**Provided entries:**

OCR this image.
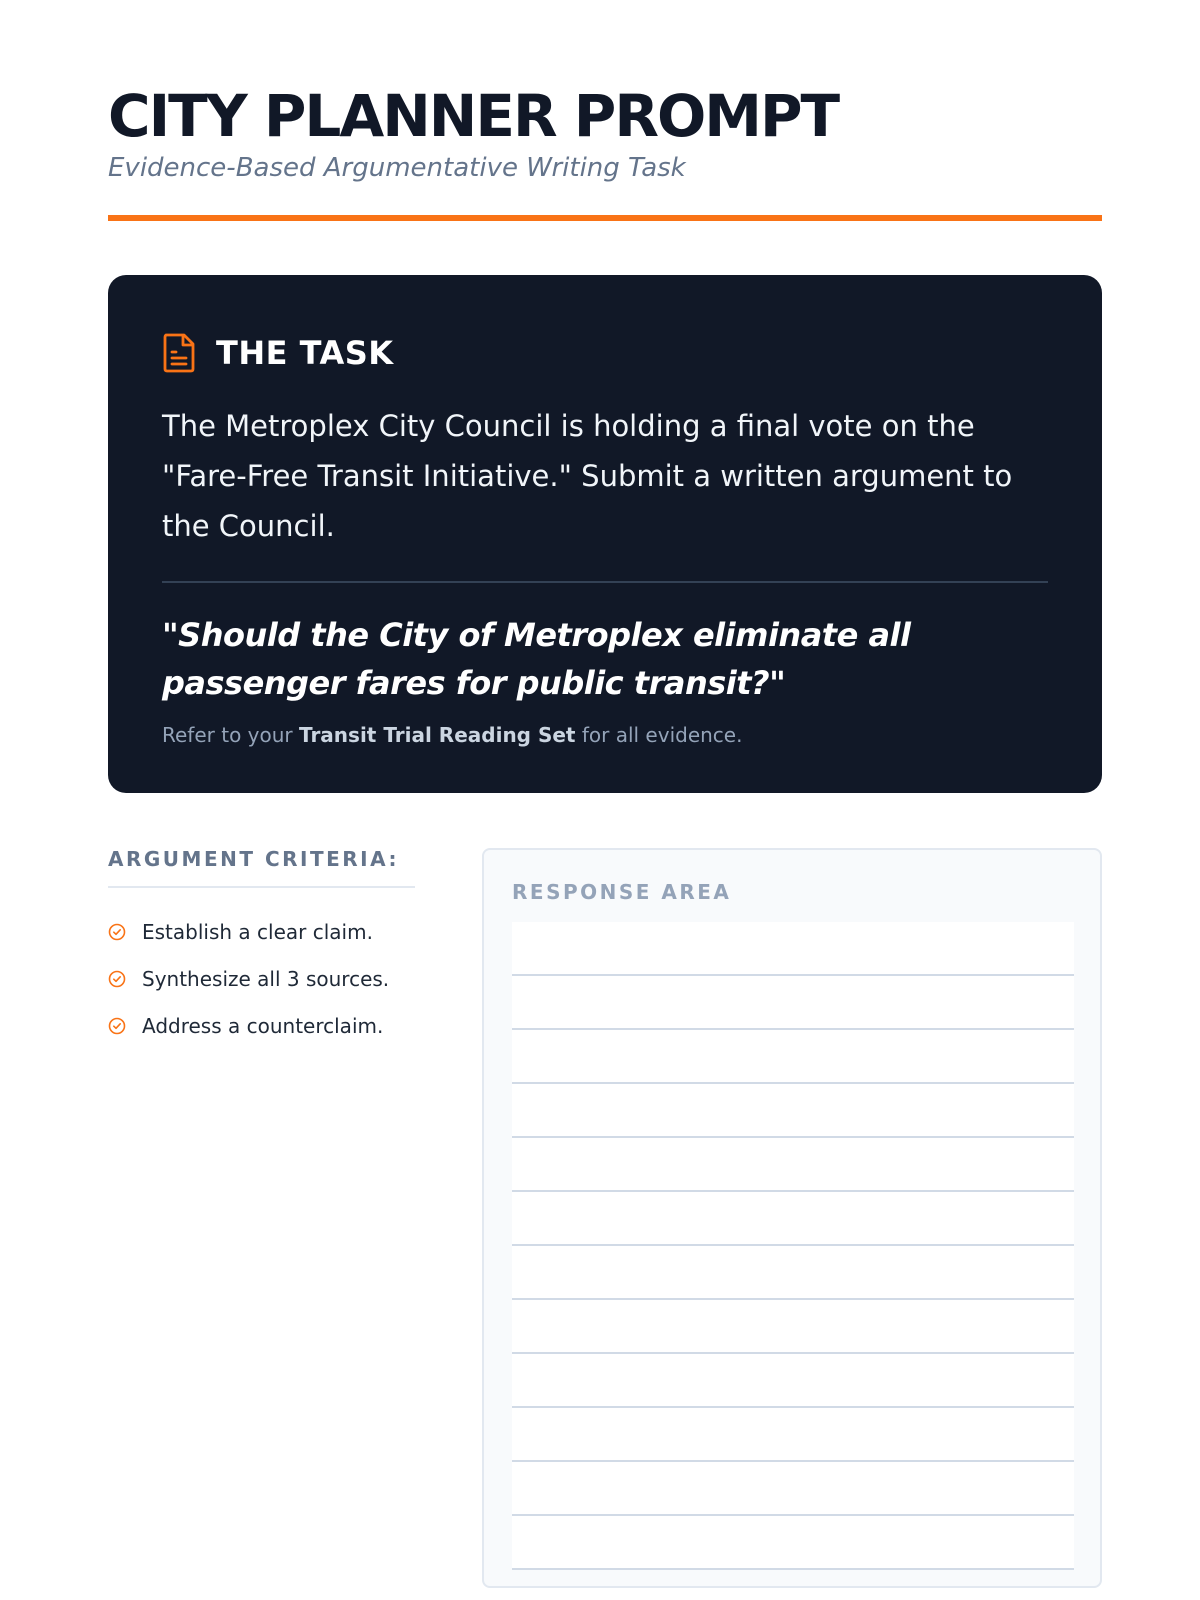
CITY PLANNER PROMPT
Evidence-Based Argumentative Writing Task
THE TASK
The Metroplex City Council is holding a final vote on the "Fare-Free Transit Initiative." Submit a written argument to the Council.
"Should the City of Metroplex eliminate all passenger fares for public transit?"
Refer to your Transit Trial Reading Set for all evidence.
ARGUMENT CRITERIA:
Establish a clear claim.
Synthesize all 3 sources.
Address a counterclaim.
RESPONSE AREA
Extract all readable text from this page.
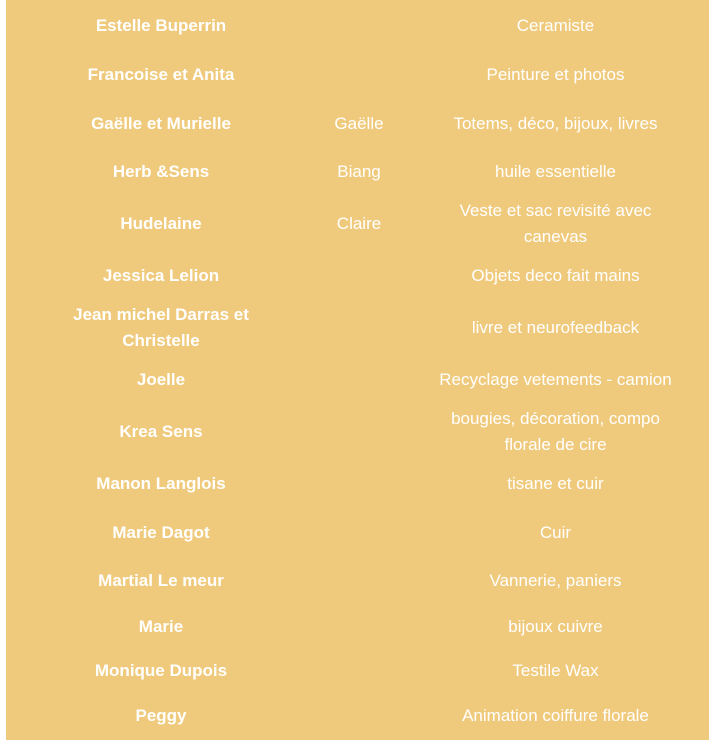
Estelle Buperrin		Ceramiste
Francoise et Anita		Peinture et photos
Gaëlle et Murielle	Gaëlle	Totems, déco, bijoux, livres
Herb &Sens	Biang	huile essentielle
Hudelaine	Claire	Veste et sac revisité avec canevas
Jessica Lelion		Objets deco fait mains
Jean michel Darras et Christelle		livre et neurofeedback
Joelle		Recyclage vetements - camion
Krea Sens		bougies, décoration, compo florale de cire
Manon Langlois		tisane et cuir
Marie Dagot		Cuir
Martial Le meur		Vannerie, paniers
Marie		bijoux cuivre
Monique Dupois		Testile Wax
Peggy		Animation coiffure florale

**Problem to solve:**
Filter the records above for lines containing the word "florale", and copy those lines.

**Output below:**
Krea Sens		bougies, décoration, compo florale de cire
Peggy		Animation coiffure florale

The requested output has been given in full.